Stored data entries
..............................

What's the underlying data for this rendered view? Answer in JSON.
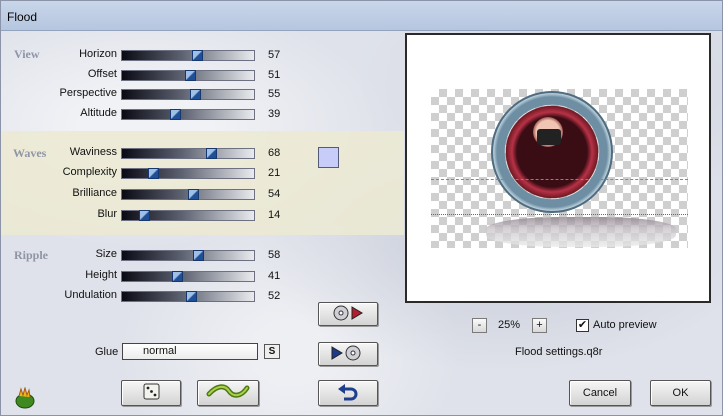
{
  "window": {
    "title": "Flood"
  },
  "sections": {
    "view": "View",
    "waves": "Waves",
    "ripple": "Ripple"
  },
  "sliders": [
    {
      "key": "horizon",
      "label": "Horizon",
      "value": "57",
      "fraction": 0.57
    },
    {
      "key": "offset",
      "label": "Offset",
      "value": "51",
      "fraction": 0.51
    },
    {
      "key": "perspective",
      "label": "Perspective",
      "value": "55",
      "fraction": 0.55
    },
    {
      "key": "altitude",
      "label": "Altitude",
      "value": "39",
      "fraction": 0.39
    },
    {
      "key": "waviness",
      "label": "Waviness",
      "value": "68",
      "fraction": 0.68
    },
    {
      "key": "complexity",
      "label": "Complexity",
      "value": "21",
      "fraction": 0.21
    },
    {
      "key": "brilliance",
      "label": "Brilliance",
      "value": "54",
      "fraction": 0.54
    },
    {
      "key": "blur",
      "label": "Blur",
      "value": "14",
      "fraction": 0.14
    },
    {
      "key": "size",
      "label": "Size",
      "value": "58",
      "fraction": 0.58
    },
    {
      "key": "height",
      "label": "Height",
      "value": "41",
      "fraction": 0.41
    },
    {
      "key": "undulation",
      "label": "Undulation",
      "value": "52",
      "fraction": 0.52
    }
  ],
  "color_swatch": "#c8ccf8",
  "glue": {
    "label": "Glue",
    "value": "normal",
    "s_button": "S"
  },
  "preview": {
    "zoom_minus": "-",
    "zoom_value": "25%",
    "zoom_plus": "+",
    "auto_preview_label": "Auto preview",
    "auto_preview_checked": "✔",
    "settings_file": "Flood settings.q8r"
  },
  "buttons": {
    "cancel": "Cancel",
    "ok": "OK"
  }
}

..............................

**Written instruction**
The records above need to be given again exactly. Omit the pictures.

**Reply to the exercise**
What's the underlying data for this rendered view? Answer in JSON.
{
  "window": {
    "title": "Flood"
  },
  "sections": {
    "view": "View",
    "waves": "Waves",
    "ripple": "Ripple"
  },
  "sliders": [
    {
      "key": "horizon",
      "label": "Horizon",
      "value": "57",
      "fraction": 0.57
    },
    {
      "key": "offset",
      "label": "Offset",
      "value": "51",
      "fraction": 0.51
    },
    {
      "key": "perspective",
      "label": "Perspective",
      "value": "55",
      "fraction": 0.55
    },
    {
      "key": "altitude",
      "label": "Altitude",
      "value": "39",
      "fraction": 0.39
    },
    {
      "key": "waviness",
      "label": "Waviness",
      "value": "68",
      "fraction": 0.68
    },
    {
      "key": "complexity",
      "label": "Complexity",
      "value": "21",
      "fraction": 0.21
    },
    {
      "key": "brilliance",
      "label": "Brilliance",
      "value": "54",
      "fraction": 0.54
    },
    {
      "key": "blur",
      "label": "Blur",
      "value": "14",
      "fraction": 0.14
    },
    {
      "key": "size",
      "label": "Size",
      "value": "58",
      "fraction": 0.58
    },
    {
      "key": "height",
      "label": "Height",
      "value": "41",
      "fraction": 0.41
    },
    {
      "key": "undulation",
      "label": "Undulation",
      "value": "52",
      "fraction": 0.52
    }
  ],
  "color_swatch": "#c8ccf8",
  "glue": {
    "label": "Glue",
    "value": "normal",
    "s_button": "S"
  },
  "preview": {
    "zoom_minus": "-",
    "zoom_value": "25%",
    "zoom_plus": "+",
    "auto_preview_label": "Auto preview",
    "auto_preview_checked": "✔",
    "settings_file": "Flood settings.q8r"
  },
  "buttons": {
    "cancel": "Cancel",
    "ok": "OK"
  }
}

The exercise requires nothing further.